What you return must be exactly the lines running from the one with "Read this page and output its text content." to the end of the data below, inclusive, and nothing more.

[Records of document pages]
<<<<
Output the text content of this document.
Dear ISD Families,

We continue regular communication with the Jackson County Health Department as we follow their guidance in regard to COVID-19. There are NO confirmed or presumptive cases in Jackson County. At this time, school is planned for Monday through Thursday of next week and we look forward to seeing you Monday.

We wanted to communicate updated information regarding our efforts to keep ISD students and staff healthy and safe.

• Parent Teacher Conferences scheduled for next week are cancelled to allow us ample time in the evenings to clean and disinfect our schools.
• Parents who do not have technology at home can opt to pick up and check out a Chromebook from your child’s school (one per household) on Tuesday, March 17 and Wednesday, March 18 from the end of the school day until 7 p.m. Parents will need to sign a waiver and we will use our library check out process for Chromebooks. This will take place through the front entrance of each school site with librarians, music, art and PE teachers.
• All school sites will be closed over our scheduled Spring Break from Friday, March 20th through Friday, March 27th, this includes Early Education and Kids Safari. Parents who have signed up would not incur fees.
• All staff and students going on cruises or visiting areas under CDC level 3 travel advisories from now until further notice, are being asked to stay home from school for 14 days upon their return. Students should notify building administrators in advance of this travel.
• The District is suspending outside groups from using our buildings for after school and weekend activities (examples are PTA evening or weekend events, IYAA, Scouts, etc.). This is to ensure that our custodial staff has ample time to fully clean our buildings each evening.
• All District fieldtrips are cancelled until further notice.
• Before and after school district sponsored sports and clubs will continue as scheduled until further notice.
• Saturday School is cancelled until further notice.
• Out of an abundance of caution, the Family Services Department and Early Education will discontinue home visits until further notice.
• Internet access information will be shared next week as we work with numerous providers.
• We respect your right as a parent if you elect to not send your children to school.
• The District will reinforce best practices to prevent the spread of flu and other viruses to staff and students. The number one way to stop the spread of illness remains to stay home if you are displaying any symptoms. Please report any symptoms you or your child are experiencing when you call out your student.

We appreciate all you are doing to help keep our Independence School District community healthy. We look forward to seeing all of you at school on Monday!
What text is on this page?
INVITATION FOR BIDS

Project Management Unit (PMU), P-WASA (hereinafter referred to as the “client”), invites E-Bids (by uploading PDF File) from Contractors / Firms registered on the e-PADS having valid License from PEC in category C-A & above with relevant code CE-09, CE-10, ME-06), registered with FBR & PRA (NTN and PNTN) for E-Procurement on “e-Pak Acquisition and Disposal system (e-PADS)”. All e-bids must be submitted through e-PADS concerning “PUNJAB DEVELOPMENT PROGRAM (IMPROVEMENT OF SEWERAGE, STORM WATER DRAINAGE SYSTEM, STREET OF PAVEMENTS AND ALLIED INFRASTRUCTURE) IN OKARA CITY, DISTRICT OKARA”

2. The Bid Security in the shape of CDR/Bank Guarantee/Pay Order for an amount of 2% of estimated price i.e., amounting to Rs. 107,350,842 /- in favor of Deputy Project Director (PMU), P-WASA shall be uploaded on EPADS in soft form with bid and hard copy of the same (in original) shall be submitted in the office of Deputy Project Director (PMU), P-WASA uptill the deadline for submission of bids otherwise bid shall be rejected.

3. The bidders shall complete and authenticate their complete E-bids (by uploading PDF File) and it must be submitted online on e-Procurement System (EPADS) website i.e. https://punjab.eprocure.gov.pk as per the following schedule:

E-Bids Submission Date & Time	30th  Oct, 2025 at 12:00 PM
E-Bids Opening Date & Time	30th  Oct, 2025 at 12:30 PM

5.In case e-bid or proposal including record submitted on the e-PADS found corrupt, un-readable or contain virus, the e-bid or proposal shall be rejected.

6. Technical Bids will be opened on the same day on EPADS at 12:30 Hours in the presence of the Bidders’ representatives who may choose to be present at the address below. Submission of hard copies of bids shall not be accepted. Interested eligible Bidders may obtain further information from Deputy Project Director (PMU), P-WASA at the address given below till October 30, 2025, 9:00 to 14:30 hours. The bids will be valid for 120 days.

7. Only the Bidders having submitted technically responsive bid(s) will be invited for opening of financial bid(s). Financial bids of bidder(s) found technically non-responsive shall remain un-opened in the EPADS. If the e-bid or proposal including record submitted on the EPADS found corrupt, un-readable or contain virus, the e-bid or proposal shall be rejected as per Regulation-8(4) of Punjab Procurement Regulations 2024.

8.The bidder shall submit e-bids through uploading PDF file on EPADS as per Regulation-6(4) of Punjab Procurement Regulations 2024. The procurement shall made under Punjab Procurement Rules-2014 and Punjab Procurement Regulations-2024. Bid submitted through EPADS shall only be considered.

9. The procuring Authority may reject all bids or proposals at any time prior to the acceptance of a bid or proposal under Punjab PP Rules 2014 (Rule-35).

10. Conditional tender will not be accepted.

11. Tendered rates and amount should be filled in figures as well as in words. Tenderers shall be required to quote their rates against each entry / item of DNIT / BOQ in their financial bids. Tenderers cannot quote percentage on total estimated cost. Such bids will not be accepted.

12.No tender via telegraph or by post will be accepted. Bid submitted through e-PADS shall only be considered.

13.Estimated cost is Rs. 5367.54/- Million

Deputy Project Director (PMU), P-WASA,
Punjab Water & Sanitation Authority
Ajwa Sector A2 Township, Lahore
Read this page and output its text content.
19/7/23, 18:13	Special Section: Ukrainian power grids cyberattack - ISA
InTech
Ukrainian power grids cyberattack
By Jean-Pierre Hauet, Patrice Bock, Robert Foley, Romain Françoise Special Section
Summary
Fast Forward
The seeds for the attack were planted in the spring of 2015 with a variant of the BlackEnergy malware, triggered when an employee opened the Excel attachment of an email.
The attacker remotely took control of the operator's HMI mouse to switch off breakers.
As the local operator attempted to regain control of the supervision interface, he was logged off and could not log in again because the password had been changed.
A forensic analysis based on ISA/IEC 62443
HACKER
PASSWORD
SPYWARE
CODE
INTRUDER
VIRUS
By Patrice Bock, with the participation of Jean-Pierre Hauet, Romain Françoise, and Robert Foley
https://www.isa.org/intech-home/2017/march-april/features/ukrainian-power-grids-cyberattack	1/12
>>>>
[THE ANSWER]:
Read this page and output its text content.
19/7/23, 18:13	Special Section: Ukrainian power grids cyberattack - ISA
InTech
Ukrainian power grids cyberattack
By Jean-Pierre Hauet, Patrice Bock, Robert Foley, Romain Françoise Special Section
Summary
Fast Forward
The seeds for the attack were planted in the spring of 2015 with a variant of the BlackEnergy malware, triggered when an employee opened the Excel attachment of an email.
The attacker remotely took control of the operator's HMI mouse to switch off breakers.
As the local operator attempted to regain control of the supervision interface, he was logged off and could not log in again because the password had been changed.
A forensic analysis based on ISA/IEC 62443
HACKER
PASSWORD
SPYWARE
CODE
INTRUDER
VIRUS
By Patrice Bock, with the participation of Jean-Pierre Hauet, Romain Françoise, and Robert Foley
https://www.isa.org/intech-home/2017/march-april/features/ukrainian-power-grids-cyberattack	1/12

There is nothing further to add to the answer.